>>>>

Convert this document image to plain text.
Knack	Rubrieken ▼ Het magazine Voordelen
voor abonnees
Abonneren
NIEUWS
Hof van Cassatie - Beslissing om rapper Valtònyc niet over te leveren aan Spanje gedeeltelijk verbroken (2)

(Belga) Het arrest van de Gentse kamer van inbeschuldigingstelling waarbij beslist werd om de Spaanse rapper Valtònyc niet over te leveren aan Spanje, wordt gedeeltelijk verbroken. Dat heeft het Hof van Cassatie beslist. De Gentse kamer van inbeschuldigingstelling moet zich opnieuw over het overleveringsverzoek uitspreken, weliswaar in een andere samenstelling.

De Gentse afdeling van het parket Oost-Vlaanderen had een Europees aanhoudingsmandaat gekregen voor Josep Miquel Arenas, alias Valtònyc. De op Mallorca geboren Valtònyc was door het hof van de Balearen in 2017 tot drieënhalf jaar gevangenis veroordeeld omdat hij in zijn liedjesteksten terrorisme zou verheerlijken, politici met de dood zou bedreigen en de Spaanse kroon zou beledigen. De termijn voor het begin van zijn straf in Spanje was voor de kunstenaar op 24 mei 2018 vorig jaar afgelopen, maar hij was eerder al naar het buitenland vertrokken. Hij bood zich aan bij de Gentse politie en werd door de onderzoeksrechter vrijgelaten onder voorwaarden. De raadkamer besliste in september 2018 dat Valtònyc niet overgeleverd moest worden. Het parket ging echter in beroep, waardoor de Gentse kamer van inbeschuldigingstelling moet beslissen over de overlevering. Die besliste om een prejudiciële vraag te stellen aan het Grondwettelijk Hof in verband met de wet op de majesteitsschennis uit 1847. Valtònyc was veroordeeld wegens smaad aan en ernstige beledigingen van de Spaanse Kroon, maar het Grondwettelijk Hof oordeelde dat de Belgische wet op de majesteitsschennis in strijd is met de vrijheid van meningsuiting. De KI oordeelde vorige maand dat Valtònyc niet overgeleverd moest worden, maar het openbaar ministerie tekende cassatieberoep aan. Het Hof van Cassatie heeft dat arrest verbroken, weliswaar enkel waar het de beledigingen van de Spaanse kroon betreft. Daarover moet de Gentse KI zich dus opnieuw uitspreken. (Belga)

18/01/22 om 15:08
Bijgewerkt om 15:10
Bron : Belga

<<<<

Instructions for the task: Extract each line from the listing that holds the word "rapper".

Task output:
Hof van Cassatie - Beslissing om rapper Valtònyc niet over te leveren aan Spanje gedeeltelijk verbroken (2)
(Belga) Het arrest van de Gentse kamer van inbeschuldigingstelling waarbij beslist werd om de Spaanse rapper Valtònyc niet over te leveren aan Spanje, wordt gedeeltelijk verbroken. Dat heeft het Hof van Cassatie beslist. De Gentse kamer van inbeschuldigingstelling moet zich opnieuw over het overleveringsverzoek uitspreken, weliswaar in een andere samenstelling.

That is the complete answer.